Your task: Locate and copy each line in the data that contains the word "this".
:::::
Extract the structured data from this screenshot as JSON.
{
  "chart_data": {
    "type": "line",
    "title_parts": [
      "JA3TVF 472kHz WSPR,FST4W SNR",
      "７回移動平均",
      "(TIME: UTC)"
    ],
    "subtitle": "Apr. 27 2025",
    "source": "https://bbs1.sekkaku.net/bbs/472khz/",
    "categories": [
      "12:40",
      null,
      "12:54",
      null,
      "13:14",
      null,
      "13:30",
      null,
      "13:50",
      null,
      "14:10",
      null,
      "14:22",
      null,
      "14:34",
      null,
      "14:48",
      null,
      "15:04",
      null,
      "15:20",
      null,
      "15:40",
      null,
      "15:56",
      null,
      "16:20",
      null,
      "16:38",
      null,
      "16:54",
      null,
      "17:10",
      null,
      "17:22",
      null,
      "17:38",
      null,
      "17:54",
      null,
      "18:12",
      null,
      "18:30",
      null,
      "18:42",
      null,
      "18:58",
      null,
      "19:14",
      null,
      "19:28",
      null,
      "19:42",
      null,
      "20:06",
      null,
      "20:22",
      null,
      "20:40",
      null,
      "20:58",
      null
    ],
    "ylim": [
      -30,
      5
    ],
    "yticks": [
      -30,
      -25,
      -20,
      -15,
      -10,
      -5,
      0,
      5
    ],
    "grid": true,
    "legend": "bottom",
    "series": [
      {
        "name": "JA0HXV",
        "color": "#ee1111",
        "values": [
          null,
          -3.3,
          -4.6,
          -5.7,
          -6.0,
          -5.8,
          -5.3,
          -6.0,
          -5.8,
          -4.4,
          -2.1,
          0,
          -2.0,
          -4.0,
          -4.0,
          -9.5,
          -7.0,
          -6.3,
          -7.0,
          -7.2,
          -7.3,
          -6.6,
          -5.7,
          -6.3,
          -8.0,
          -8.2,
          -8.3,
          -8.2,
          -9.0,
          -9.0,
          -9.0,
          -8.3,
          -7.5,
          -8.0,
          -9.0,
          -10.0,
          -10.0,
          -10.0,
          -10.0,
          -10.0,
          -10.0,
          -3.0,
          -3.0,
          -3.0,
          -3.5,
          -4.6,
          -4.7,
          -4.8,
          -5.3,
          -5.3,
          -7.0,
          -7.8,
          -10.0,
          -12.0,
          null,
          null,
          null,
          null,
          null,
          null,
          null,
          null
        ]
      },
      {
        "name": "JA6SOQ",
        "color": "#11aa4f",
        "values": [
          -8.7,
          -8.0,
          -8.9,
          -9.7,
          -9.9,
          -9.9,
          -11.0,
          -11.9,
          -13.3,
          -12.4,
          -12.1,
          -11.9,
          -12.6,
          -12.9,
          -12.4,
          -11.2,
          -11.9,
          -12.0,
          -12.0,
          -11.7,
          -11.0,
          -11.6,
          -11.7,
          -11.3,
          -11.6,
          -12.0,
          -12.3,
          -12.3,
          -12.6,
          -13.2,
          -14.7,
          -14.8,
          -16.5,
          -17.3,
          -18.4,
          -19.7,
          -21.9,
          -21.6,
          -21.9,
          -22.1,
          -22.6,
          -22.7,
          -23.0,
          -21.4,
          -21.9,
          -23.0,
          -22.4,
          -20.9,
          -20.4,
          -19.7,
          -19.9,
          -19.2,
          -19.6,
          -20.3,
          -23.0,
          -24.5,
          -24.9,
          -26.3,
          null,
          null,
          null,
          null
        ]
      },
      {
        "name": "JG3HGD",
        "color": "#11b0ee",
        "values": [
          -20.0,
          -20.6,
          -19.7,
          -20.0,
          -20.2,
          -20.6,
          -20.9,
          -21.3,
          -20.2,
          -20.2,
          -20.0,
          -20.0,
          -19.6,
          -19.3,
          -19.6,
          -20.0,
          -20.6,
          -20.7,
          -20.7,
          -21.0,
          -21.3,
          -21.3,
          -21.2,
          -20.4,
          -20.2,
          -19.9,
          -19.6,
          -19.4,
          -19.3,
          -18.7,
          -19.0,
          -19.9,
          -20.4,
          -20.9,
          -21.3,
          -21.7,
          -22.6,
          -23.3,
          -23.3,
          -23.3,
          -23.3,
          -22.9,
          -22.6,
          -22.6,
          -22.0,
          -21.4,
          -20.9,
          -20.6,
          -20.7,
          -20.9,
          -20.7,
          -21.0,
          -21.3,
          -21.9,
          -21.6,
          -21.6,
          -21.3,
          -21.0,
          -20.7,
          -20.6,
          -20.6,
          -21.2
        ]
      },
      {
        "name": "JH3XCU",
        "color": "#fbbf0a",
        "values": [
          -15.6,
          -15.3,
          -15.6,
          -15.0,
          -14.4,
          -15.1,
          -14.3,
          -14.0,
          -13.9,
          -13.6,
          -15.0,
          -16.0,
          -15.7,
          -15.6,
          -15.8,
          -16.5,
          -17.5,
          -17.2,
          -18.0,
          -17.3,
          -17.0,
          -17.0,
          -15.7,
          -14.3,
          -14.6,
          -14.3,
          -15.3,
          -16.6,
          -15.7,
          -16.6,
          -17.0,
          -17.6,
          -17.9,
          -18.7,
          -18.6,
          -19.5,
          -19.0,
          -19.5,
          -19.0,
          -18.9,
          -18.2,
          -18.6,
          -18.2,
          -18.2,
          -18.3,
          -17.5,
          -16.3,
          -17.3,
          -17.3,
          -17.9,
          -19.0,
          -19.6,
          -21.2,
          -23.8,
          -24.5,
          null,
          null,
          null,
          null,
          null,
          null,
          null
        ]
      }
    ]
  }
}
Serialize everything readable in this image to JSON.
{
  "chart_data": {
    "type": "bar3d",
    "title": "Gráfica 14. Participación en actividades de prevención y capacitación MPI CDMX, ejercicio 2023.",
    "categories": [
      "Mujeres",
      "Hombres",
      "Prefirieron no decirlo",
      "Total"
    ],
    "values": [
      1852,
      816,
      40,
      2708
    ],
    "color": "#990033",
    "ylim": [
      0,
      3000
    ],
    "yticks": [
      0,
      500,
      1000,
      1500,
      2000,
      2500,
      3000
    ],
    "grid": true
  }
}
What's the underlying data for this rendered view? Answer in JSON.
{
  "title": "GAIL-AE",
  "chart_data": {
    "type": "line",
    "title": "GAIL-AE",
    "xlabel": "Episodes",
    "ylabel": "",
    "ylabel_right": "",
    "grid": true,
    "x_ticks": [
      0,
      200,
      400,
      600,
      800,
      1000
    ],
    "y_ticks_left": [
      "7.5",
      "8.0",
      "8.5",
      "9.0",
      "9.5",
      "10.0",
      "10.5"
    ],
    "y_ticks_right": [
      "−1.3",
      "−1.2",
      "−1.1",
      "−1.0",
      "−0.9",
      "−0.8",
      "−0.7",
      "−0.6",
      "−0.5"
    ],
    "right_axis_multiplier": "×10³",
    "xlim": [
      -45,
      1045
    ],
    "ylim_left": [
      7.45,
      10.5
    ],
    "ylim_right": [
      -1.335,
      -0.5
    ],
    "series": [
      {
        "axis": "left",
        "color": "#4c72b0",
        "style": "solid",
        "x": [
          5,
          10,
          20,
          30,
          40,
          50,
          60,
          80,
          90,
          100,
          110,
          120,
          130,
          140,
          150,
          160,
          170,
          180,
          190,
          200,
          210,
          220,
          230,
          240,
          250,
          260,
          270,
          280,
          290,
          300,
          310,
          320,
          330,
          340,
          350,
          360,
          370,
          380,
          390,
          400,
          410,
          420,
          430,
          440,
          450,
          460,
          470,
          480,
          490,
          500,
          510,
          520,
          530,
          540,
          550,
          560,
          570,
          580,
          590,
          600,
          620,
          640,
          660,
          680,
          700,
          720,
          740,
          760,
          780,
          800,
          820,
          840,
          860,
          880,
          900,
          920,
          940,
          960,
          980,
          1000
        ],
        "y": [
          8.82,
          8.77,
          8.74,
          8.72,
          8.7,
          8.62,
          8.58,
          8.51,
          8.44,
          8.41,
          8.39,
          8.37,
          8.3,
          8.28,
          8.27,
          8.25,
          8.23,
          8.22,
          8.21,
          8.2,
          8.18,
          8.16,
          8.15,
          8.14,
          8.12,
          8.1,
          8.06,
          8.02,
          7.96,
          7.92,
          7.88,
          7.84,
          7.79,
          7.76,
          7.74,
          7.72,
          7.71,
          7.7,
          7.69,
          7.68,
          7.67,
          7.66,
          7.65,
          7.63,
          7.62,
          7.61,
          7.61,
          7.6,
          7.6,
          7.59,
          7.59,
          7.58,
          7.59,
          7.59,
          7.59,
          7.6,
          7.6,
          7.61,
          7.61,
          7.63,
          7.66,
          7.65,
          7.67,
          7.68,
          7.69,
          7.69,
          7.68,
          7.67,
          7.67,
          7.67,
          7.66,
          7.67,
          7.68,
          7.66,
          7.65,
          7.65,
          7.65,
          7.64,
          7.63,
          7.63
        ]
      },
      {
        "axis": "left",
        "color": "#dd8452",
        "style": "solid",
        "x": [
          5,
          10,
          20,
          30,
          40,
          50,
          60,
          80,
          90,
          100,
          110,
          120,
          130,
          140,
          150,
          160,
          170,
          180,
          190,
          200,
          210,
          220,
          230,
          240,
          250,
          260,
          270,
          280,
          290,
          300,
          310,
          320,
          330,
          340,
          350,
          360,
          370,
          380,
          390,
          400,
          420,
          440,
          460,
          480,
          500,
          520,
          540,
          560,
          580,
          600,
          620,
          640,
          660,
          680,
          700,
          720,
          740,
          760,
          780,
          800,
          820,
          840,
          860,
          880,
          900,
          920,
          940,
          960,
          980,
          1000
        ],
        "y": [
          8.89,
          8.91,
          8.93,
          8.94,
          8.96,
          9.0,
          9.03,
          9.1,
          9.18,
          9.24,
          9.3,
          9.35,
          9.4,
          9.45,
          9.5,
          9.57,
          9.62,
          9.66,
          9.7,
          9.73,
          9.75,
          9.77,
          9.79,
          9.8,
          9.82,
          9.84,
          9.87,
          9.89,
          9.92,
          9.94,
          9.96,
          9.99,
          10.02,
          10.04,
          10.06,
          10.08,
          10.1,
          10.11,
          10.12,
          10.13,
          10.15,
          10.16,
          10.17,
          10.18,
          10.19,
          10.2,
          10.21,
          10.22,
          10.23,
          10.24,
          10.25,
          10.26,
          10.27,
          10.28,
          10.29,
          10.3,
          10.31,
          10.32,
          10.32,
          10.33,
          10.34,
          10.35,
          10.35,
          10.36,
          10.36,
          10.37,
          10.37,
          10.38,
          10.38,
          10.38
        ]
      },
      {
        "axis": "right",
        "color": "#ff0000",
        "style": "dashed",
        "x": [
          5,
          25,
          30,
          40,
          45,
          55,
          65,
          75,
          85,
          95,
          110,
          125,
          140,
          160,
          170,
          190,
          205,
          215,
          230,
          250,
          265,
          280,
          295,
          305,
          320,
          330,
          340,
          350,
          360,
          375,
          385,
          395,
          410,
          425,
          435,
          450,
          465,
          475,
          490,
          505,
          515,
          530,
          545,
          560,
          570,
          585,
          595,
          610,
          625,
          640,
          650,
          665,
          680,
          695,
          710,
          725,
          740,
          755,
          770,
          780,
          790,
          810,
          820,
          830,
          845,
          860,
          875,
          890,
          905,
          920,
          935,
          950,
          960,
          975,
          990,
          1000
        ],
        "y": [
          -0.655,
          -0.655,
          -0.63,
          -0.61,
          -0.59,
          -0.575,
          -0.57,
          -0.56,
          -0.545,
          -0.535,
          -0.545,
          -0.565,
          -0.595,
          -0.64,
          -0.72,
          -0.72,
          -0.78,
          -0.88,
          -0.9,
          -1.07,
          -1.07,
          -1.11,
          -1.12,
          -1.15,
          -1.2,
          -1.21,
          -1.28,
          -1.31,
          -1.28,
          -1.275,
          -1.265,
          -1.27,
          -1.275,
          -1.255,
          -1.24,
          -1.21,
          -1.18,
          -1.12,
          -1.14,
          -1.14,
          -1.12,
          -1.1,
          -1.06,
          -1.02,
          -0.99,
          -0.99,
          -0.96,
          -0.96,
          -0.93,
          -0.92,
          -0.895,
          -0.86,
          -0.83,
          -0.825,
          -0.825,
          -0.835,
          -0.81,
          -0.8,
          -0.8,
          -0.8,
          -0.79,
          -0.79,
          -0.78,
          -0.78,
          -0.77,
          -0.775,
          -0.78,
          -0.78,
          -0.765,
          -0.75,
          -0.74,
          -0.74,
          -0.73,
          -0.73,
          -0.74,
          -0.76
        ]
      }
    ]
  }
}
:::::
Result of the task:
Extract the structured data from this screenshot as JSON.
Serialize everything readable in this image to JSON.
What's the underlying data for this rendered view? Answer in JSON.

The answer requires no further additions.